Rows
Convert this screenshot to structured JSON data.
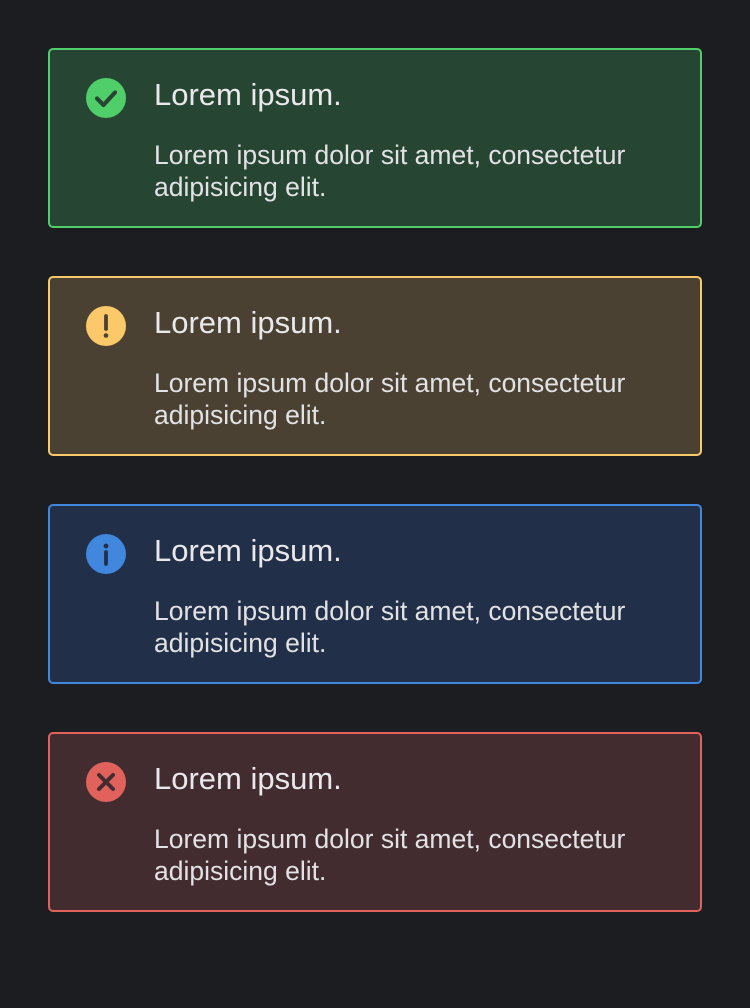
{
  "colors": {
    "background": "#1c1d21",
    "success": "#4fce6a",
    "warning": "#fbc96a",
    "info": "#4187de",
    "error": "#e1625d",
    "text": "#e9e9eb"
  },
  "alerts": [
    {
      "type": "success",
      "icon": "check-circle-icon",
      "title": "Lorem ipsum.",
      "body": "Lorem ipsum dolor sit amet, consectetur adipisicing elit."
    },
    {
      "type": "warning",
      "icon": "exclamation-circle-icon",
      "title": "Lorem ipsum.",
      "body": "Lorem ipsum dolor sit amet, consectetur adipisicing elit."
    },
    {
      "type": "info",
      "icon": "info-circle-icon",
      "title": "Lorem ipsum.",
      "body": "Lorem ipsum dolor sit amet, consectetur adipisicing elit."
    },
    {
      "type": "error",
      "icon": "x-circle-icon",
      "title": "Lorem ipsum.",
      "body": "Lorem ipsum dolor sit amet, consectetur adipisicing elit."
    }
  ]
}
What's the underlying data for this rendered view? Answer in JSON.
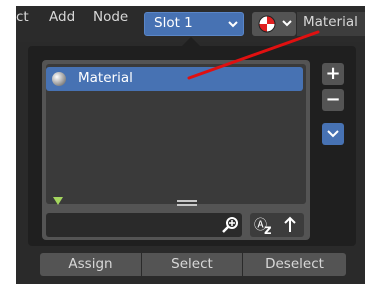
{
  "header": {
    "menu_partial": "ct",
    "menu_add": "Add",
    "menu_node": "Node",
    "slot_label": "Slot 1",
    "material_label": "Material"
  },
  "slots_list": {
    "items": [
      {
        "label": "Material",
        "selected": true
      }
    ]
  },
  "footer": {
    "assign_label": "Assign",
    "select_label": "Select",
    "deselect_label": "Deselect"
  },
  "colors": {
    "accent_blue": "#4772b3",
    "annotation_red": "#e01010"
  }
}
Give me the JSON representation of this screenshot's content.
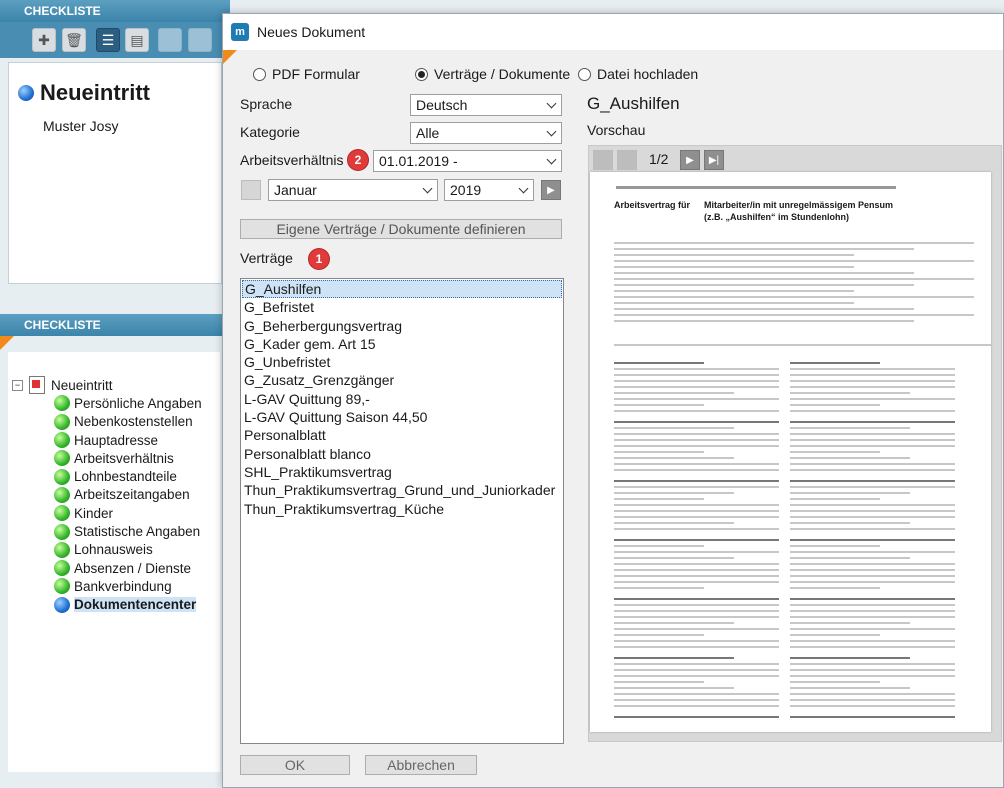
{
  "bg": {
    "header1": "CHECKLISTE",
    "header2": "CHECKLISTE",
    "title": "Neueintritt",
    "person": "Muster Josy",
    "tree_root": "Neueintritt",
    "tree_items": [
      "Persönliche Angaben",
      "Nebenkostenstellen",
      "Hauptadresse",
      "Arbeitsverhältnis",
      "Lohnbestandteile",
      "Arbeitszeitangaben",
      "Kinder",
      "Statistische Angaben",
      "Lohnausweis",
      "Absenzen / Dienste",
      "Bankverbindung",
      "Dokumentencenter"
    ]
  },
  "dialog": {
    "title": "Neues Dokument",
    "radios": [
      "PDF Formular",
      "Verträge / Dokumente",
      "Datei hochladen"
    ],
    "selected_radio": "Verträge / Dokumente",
    "sprache_label": "Sprache",
    "sprache_value": "Deutsch",
    "kategorie_label": "Kategorie",
    "kategorie_value": "Alle",
    "arbeitsverhaeltnis_label": "Arbeitsverhältnis",
    "arbeitsverhaeltnis_value": "01.01.2019 -",
    "month_value": "Januar",
    "year_value": "2019",
    "define_button": "Eigene Verträge / Dokumente definieren",
    "vertraege_label": "Verträge",
    "badge1": "1",
    "badge2": "2",
    "vertraege": [
      "G_Aushilfen",
      "G_Befristet",
      "G_Beherbergungsvertrag",
      "G_Kader gem. Art 15",
      "G_Unbefristet",
      "G_Zusatz_Grenzgänger",
      "L-GAV Quittung 89,-",
      "L-GAV Quittung Saison 44,50",
      "Personalblatt",
      "Personalblatt blanco",
      "SHL_Praktikumsvertrag",
      "Thun_Praktikumsvertrag_Grund_und_Juniorkader",
      "Thun_Praktikumsvertrag_Küche"
    ],
    "selected_vertrag": "G_Aushilfen",
    "preview_title": "G_Aushilfen",
    "preview_label": "Vorschau",
    "page_counter": "1/2",
    "ok_label": "OK",
    "cancel_label": "Abbrechen",
    "doc_heading_left": "Arbeitsvertrag für",
    "doc_heading_right1": "Mitarbeiter/in mit unregelmässigem Pensum",
    "doc_heading_right2": "(z.B. „Aushilfen“ im Stundenlohn)"
  },
  "colors": {
    "accent_orange": "#f08a1a",
    "header_blue": "#3b84ab",
    "badge_red": "#e03b3b"
  }
}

Work to do
Restate the records word for word, omitting images.

Task output
Convert this screenshot to structured JSON data.
{
  "colors": {
    "background": "#1c1d21",
    "success": "#4fce6a",
    "warning": "#fbc96a",
    "info": "#4187de",
    "error": "#e1625d",
    "text": "#e9e9eb"
  },
  "alerts": [
    {
      "type": "success",
      "icon": "check-circle-icon",
      "title": "Lorem ipsum.",
      "body": "Lorem ipsum dolor sit amet, consectetur adipisicing elit."
    },
    {
      "type": "warning",
      "icon": "exclamation-circle-icon",
      "title": "Lorem ipsum.",
      "body": "Lorem ipsum dolor sit amet, consectetur adipisicing elit."
    },
    {
      "type": "info",
      "icon": "info-circle-icon",
      "title": "Lorem ipsum.",
      "body": "Lorem ipsum dolor sit amet, consectetur adipisicing elit."
    },
    {
      "type": "error",
      "icon": "x-circle-icon",
      "title": "Lorem ipsum.",
      "body": "Lorem ipsum dolor sit amet, consectetur adipisicing elit."
    }
  ]
}
What's the underlying data for this rendered view? Answer in JSON.
{
  "header": {
    "menu_partial": "ct",
    "menu_add": "Add",
    "menu_node": "Node",
    "slot_label": "Slot 1",
    "material_label": "Material"
  },
  "slots_list": {
    "items": [
      {
        "label": "Material",
        "selected": true
      }
    ]
  },
  "footer": {
    "assign_label": "Assign",
    "select_label": "Select",
    "deselect_label": "Deselect"
  },
  "colors": {
    "accent_blue": "#4772b3",
    "annotation_red": "#e01010"
  }
}
Give me the JSON representation of this screenshot's content.
{
  "bg": {
    "header1": "CHECKLISTE",
    "header2": "CHECKLISTE",
    "title": "Neueintritt",
    "person": "Muster Josy",
    "tree_root": "Neueintritt",
    "tree_items": [
      "Persönliche Angaben",
      "Nebenkostenstellen",
      "Hauptadresse",
      "Arbeitsverhältnis",
      "Lohnbestandteile",
      "Arbeitszeitangaben",
      "Kinder",
      "Statistische Angaben",
      "Lohnausweis",
      "Absenzen / Dienste",
      "Bankverbindung",
      "Dokumentencenter"
    ]
  },
  "dialog": {
    "title": "Neues Dokument",
    "radios": [
      "PDF Formular",
      "Verträge / Dokumente",
      "Datei hochladen"
    ],
    "selected_radio": "Verträge / Dokumente",
    "sprache_label": "Sprache",
    "sprache_value": "Deutsch",
    "kategorie_label": "Kategorie",
    "kategorie_value": "Alle",
    "arbeitsverhaeltnis_label": "Arbeitsverhältnis",
    "arbeitsverhaeltnis_value": "01.01.2019 -",
    "month_value": "Januar",
    "year_value": "2019",
    "define_button": "Eigene Verträge / Dokumente definieren",
    "vertraege_label": "Verträge",
    "badge1": "1",
    "badge2": "2",
    "vertraege": [
      "G_Aushilfen",
      "G_Befristet",
      "G_Beherbergungsvertrag",
      "G_Kader gem. Art 15",
      "G_Unbefristet",
      "G_Zusatz_Grenzgänger",
      "L-GAV Quittung 89,-",
      "L-GAV Quittung Saison 44,50",
      "Personalblatt",
      "Personalblatt blanco",
      "SHL_Praktikumsvertrag",
      "Thun_Praktikumsvertrag_Grund_und_Juniorkader",
      "Thun_Praktikumsvertrag_Küche"
    ],
    "selected_vertrag": "G_Aushilfen",
    "preview_title": "G_Aushilfen",
    "preview_label": "Vorschau",
    "page_counter": "1/2",
    "ok_label": "OK",
    "cancel_label": "Abbrechen",
    "doc_heading_left": "Arbeitsvertrag für",
    "doc_heading_right1": "Mitarbeiter/in mit unregelmässigem Pensum",
    "doc_heading_right2": "(z.B. „Aushilfen“ im Stundenlohn)"
  },
  "colors": {
    "accent_orange": "#f08a1a",
    "header_blue": "#3b84ab",
    "badge_red": "#e03b3b"
  }
}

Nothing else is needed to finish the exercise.